Collect every line of the records below that contains the word "this".

○ ○ ○ ○

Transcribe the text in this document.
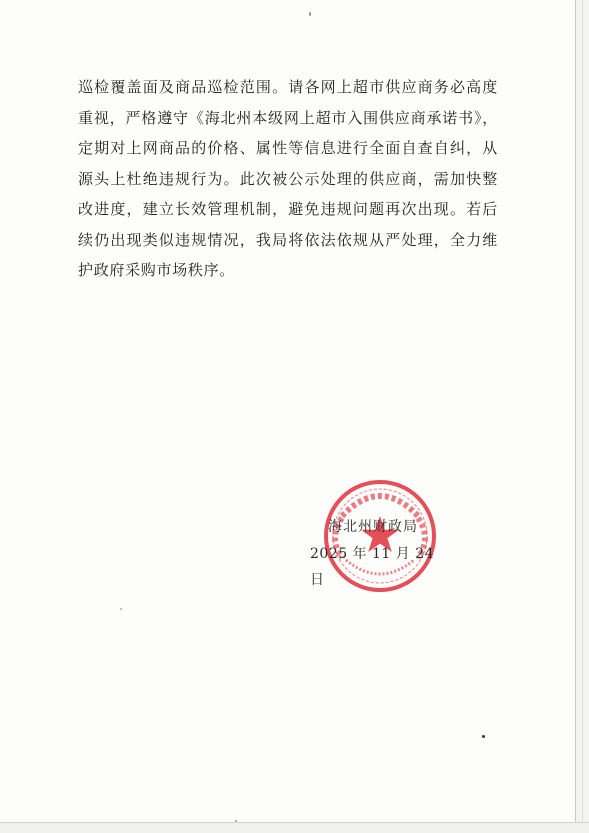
巡检覆盖面及商品巡检范围。请各网上超市供应商务必高度重视，严格遵守《海北州本级网上超市入围供应商承诺书》，定期对上网商品的价格、属性等信息进行全面自查自纠，从源头上杜绝违规行为。此次被公示处理的供应商，需加快整改进度，建立长效管理机制，避免违规问题再次出现。若后续仍出现类似违规情况，我局将依法依规从严处理，全力维护政府采购市场秩序。

海北州财政局
2025 年 11 月 24 日
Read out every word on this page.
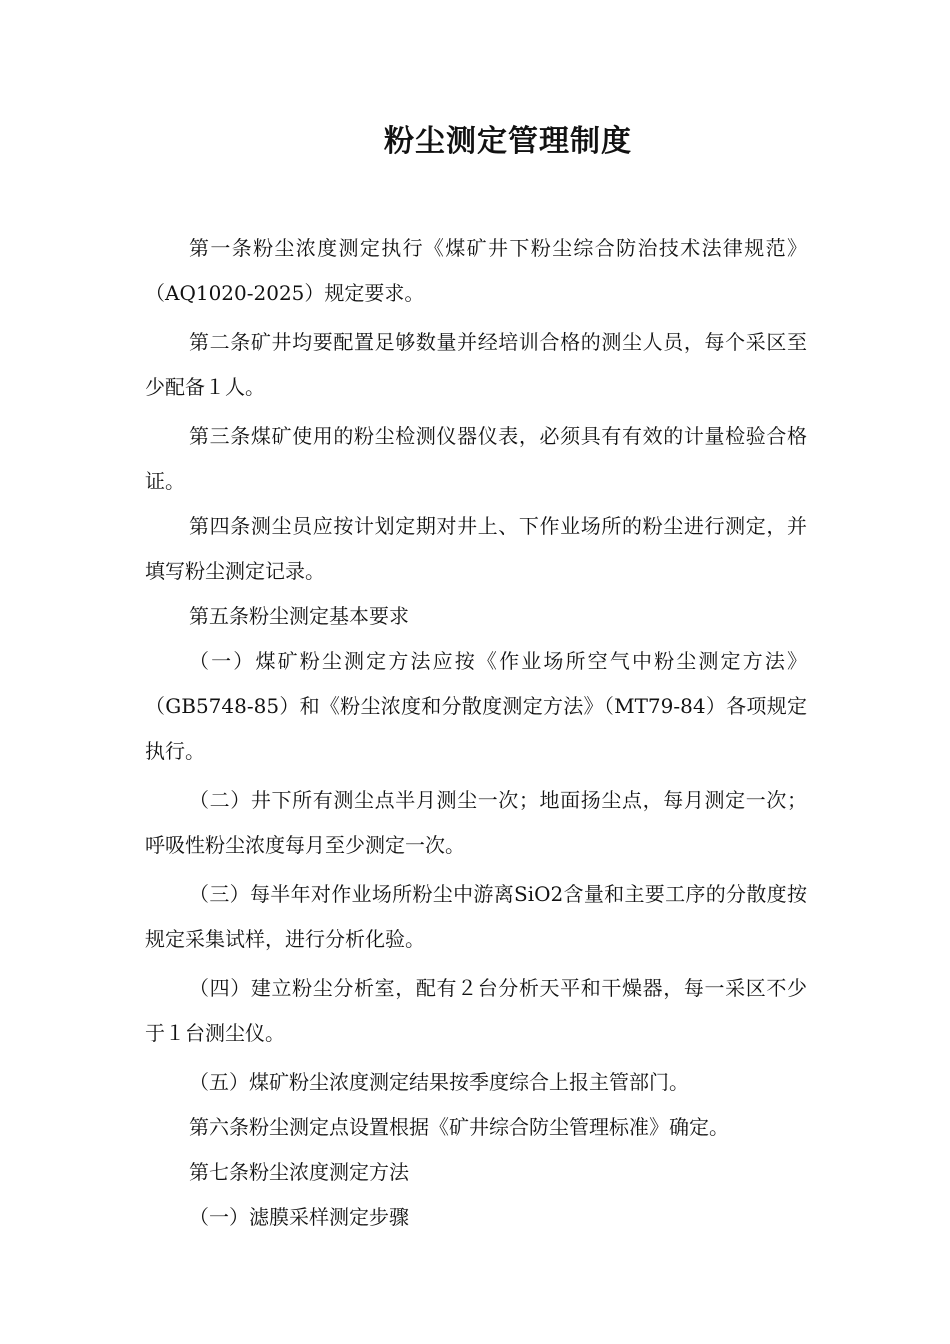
粉尘测定管理制度

第一条粉尘浓度测定执行《煤矿井下粉尘综合防治技术法律规范》（AQ1020-2025）规定要求。

第二条矿井均要配置足够数量并经培训合格的测尘人员，每个采区至少配备１人。

第三条煤矿使用的粉尘检测仪器仪表，必须具有有效的计量检验合格证。

第四条测尘员应按计划定期对井上、下作业场所的粉尘进行测定，并填写粉尘测定记录。

第五条粉尘测定基本要求

（一）煤矿粉尘测定方法应按《作业场所空气中粉尘测定方法》（GB5748-85）和《粉尘浓度和分散度测定方法》（MT79-84）各项规定执行。

（二）井下所有测尘点半月测尘一次；地面扬尘点，每月测定一次；呼吸性粉尘浓度每月至少测定一次。

（三）每半年对作业场所粉尘中游离SiO2含量和主要工序的分散度按规定采集试样，进行分析化验。

（四）建立粉尘分析室，配有２台分析天平和干燥器，每一采区不少于１台测尘仪。

（五）煤矿粉尘浓度测定结果按季度综合上报主管部门。

第六条粉尘测定点设置根据《矿井综合防尘管理标准》确定。

第七条粉尘浓度测定方法

（一）滤膜采样测定步骤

○ ○ ○ ○

* Solution *
Transcribe the text in this document.
Read out every word on this page.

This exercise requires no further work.